• _What is expected_:
Locate each line with the string "Ocorrências" in the listing below and copy it.

• _Raw data_:
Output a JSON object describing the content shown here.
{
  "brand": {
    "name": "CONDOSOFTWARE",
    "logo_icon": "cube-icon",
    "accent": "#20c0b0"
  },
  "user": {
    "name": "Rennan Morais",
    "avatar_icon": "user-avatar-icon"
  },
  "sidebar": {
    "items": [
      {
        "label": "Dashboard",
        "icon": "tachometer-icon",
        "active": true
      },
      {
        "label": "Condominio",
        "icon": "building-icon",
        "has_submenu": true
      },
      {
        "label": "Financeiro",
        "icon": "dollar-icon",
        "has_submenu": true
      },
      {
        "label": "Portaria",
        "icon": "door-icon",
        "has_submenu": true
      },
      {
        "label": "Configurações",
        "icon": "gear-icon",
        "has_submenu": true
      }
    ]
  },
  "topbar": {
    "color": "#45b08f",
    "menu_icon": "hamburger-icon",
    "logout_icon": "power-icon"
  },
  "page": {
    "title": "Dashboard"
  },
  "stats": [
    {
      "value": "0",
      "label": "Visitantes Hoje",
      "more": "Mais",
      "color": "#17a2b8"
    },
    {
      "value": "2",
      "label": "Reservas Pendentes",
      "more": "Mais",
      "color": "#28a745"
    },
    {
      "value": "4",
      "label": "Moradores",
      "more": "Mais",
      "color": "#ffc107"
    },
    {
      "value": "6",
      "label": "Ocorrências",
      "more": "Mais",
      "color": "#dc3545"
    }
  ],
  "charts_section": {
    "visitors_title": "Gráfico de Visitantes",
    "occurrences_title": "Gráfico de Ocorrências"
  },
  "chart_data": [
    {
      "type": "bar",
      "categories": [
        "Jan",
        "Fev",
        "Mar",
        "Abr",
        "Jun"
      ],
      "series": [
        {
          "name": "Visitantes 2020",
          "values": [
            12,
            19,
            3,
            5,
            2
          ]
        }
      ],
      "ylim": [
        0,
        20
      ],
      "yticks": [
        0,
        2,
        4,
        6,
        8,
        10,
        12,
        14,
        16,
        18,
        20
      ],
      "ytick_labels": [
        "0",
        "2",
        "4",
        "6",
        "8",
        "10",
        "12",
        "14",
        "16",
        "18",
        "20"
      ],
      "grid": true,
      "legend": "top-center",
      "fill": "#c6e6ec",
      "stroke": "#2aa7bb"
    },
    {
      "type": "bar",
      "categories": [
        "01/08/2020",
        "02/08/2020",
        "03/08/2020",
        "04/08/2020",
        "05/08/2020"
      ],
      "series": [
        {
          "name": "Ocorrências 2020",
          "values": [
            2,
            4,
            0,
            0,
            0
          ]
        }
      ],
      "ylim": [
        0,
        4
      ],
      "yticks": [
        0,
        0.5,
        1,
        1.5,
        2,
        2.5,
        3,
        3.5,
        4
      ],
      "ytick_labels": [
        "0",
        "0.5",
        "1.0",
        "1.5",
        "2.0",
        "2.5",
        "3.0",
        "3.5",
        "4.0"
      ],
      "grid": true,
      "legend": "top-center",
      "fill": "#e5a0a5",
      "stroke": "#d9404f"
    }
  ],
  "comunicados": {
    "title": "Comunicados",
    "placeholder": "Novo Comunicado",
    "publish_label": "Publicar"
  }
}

• _Solution to this exercise_:
      "label": "Ocorrências",
    "occurrences_title": "Gráfico de Ocorrências"
          "name": "Ocorrências 2020",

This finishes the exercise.